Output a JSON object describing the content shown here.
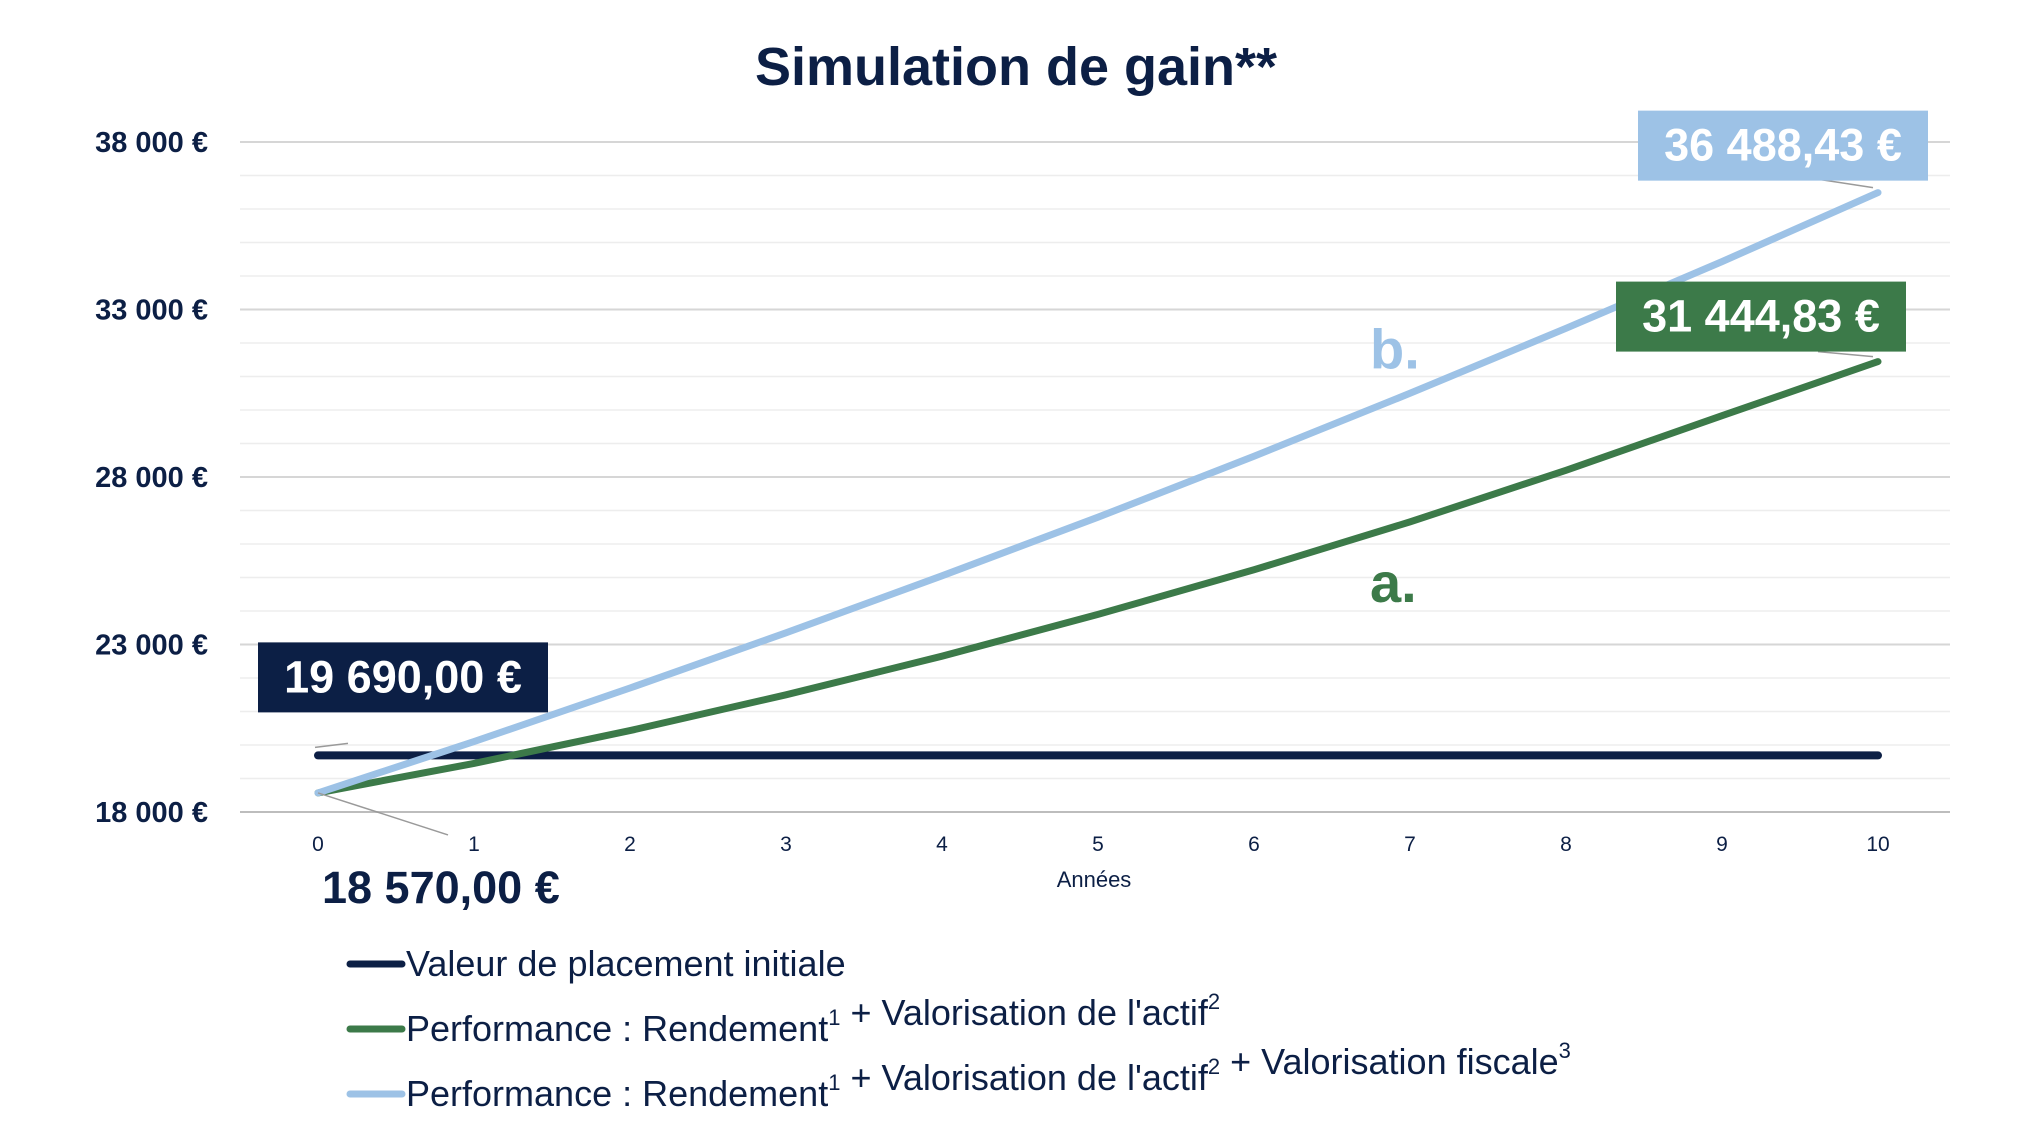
{
  "chart_data": {
    "type": "line",
    "title": "Simulation de gain**",
    "xlabel": "Années",
    "ylabel": "",
    "x": [
      0,
      1,
      2,
      3,
      4,
      5,
      6,
      7,
      8,
      9,
      10
    ],
    "ylim": [
      18000,
      38000
    ],
    "yticks": [
      18000,
      23000,
      28000,
      33000,
      38000
    ],
    "ytick_labels": [
      "18 000 €",
      "23 000 €",
      "28 000 €",
      "33 000 €",
      "38 000 €"
    ],
    "minor_grid_step": 1000,
    "grid": true,
    "legend_position": "bottom-left",
    "series": [
      {
        "name": "Valeur de placement initiale",
        "name_sup": [],
        "color": "#0c1f45",
        "values": [
          19690,
          19690,
          19690,
          19690,
          19690,
          19690,
          19690,
          19690,
          19690,
          19690,
          19690
        ]
      },
      {
        "name": "Performance : Rendement + Valorisation de l'actif",
        "name_sup": [
          "1",
          "2"
        ],
        "letter": "a.",
        "color": "#3c7a49",
        "values": [
          18570,
          19450,
          20430,
          21500,
          22650,
          23900,
          25230,
          26660,
          28200,
          29830,
          31444.83
        ]
      },
      {
        "name": "Performance : Rendement + Valorisation de l'actif + Valorisation fiscale",
        "name_sup": [
          "1",
          "2",
          "3"
        ],
        "letter": "b.",
        "color": "#9dc2e6",
        "values": [
          18570,
          20100,
          21700,
          23350,
          25050,
          26800,
          28620,
          30500,
          32440,
          34430,
          36488.43
        ]
      }
    ],
    "annotations": [
      {
        "text": "19 690,00 €",
        "series": 0,
        "x": 0,
        "style": "box",
        "bg": "#0c1f45"
      },
      {
        "text": "18 570,00 €",
        "series": 1,
        "x": 0,
        "style": "plain"
      },
      {
        "text": "31 444,83 €",
        "series": 1,
        "x": 10,
        "style": "box",
        "bg": "#3c7a49"
      },
      {
        "text": "36 488,43 €",
        "series": 2,
        "x": 10,
        "style": "box",
        "bg": "#9dc2e6"
      }
    ]
  }
}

◆ **Objective**: Show all lines from the listing above in which "Performance" appears.

◆ **Task response**:
        "name": "Performance : Rendement + Valorisation de l'actif",
        "name": "Performance : Rendement + Valorisation de l'actif + Valorisation fiscale",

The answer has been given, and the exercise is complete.